→ SHORT PROBLEM
Leave out the pictures and transcribe everything else exactly.

→ MATERIAL PROVIDED
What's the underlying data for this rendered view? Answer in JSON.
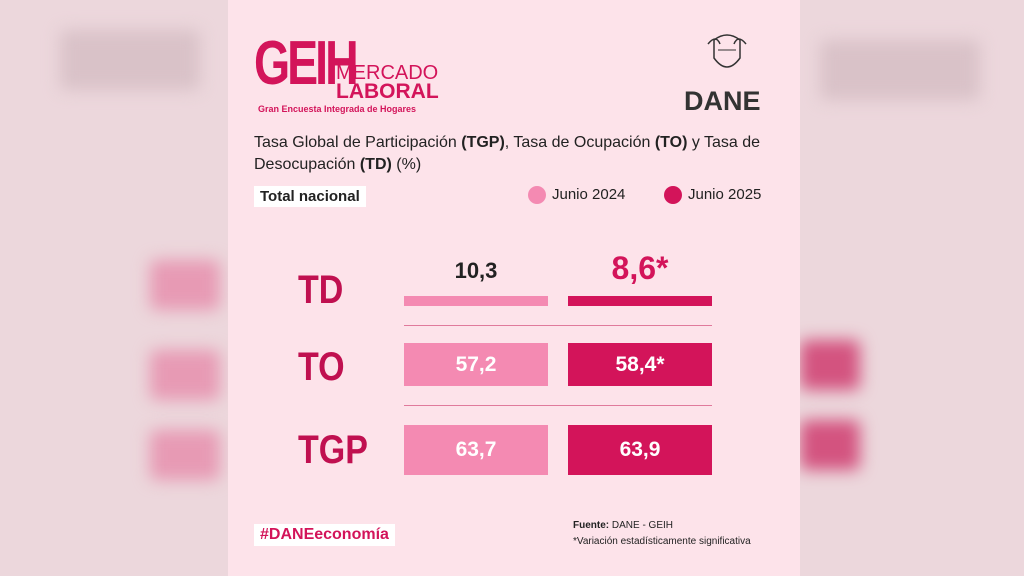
{
  "header": {
    "logo": {
      "main": "GEIH",
      "line1": "MERCADO",
      "line2": "LABORAL",
      "subtitle": "Gran Encuesta Integrada de Hogares"
    },
    "agency": "DANE"
  },
  "title": [
    "Tasa Global de Participación ",
    "(TGP)",
    ", Tasa de Ocupación ",
    "(TO)",
    " y Tasa de Desocupación ",
    "(TD)",
    " (%)"
  ],
  "scope": "Total nacional",
  "legend": [
    {
      "name": "Junio 2024",
      "color": "#f48ab2"
    },
    {
      "name": "Junio 2025",
      "color": "#d3145a"
    }
  ],
  "rows": [
    {
      "label": "TD",
      "values": [
        "10,3",
        "8,6*"
      ]
    },
    {
      "label": "TO",
      "values": [
        "57,2",
        "58,4*"
      ]
    },
    {
      "label": "TGP",
      "values": [
        "63,7",
        "63,9"
      ]
    }
  ],
  "footer": {
    "hashtag": "#DANEeconomía",
    "source_label": "Fuente:",
    "source": "DANE - GEIH",
    "note": "*Variación estadísticamente significativa"
  }
}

→ WRITTEN ANSWER
What's the underlying data for this rendered view? Answer in JSON.
{
  "header": {
    "logo": {
      "main": "GEIH",
      "line1": "MERCADO",
      "line2": "LABORAL",
      "subtitle": "Gran Encuesta Integrada de Hogares"
    },
    "agency": "DANE"
  },
  "title": [
    "Tasa Global de Participación ",
    "(TGP)",
    ", Tasa de Ocupación ",
    "(TO)",
    " y Tasa de Desocupación ",
    "(TD)",
    " (%)"
  ],
  "scope": "Total nacional",
  "legend": [
    {
      "name": "Junio 2024",
      "color": "#f48ab2"
    },
    {
      "name": "Junio 2025",
      "color": "#d3145a"
    }
  ],
  "rows": [
    {
      "label": "TD",
      "values": [
        "10,3",
        "8,6*"
      ]
    },
    {
      "label": "TO",
      "values": [
        "57,2",
        "58,4*"
      ]
    },
    {
      "label": "TGP",
      "values": [
        "63,7",
        "63,9"
      ]
    }
  ],
  "footer": {
    "hashtag": "#DANEeconomía",
    "source_label": "Fuente:",
    "source": "DANE - GEIH",
    "note": "*Variación estadísticamente significativa"
  }
}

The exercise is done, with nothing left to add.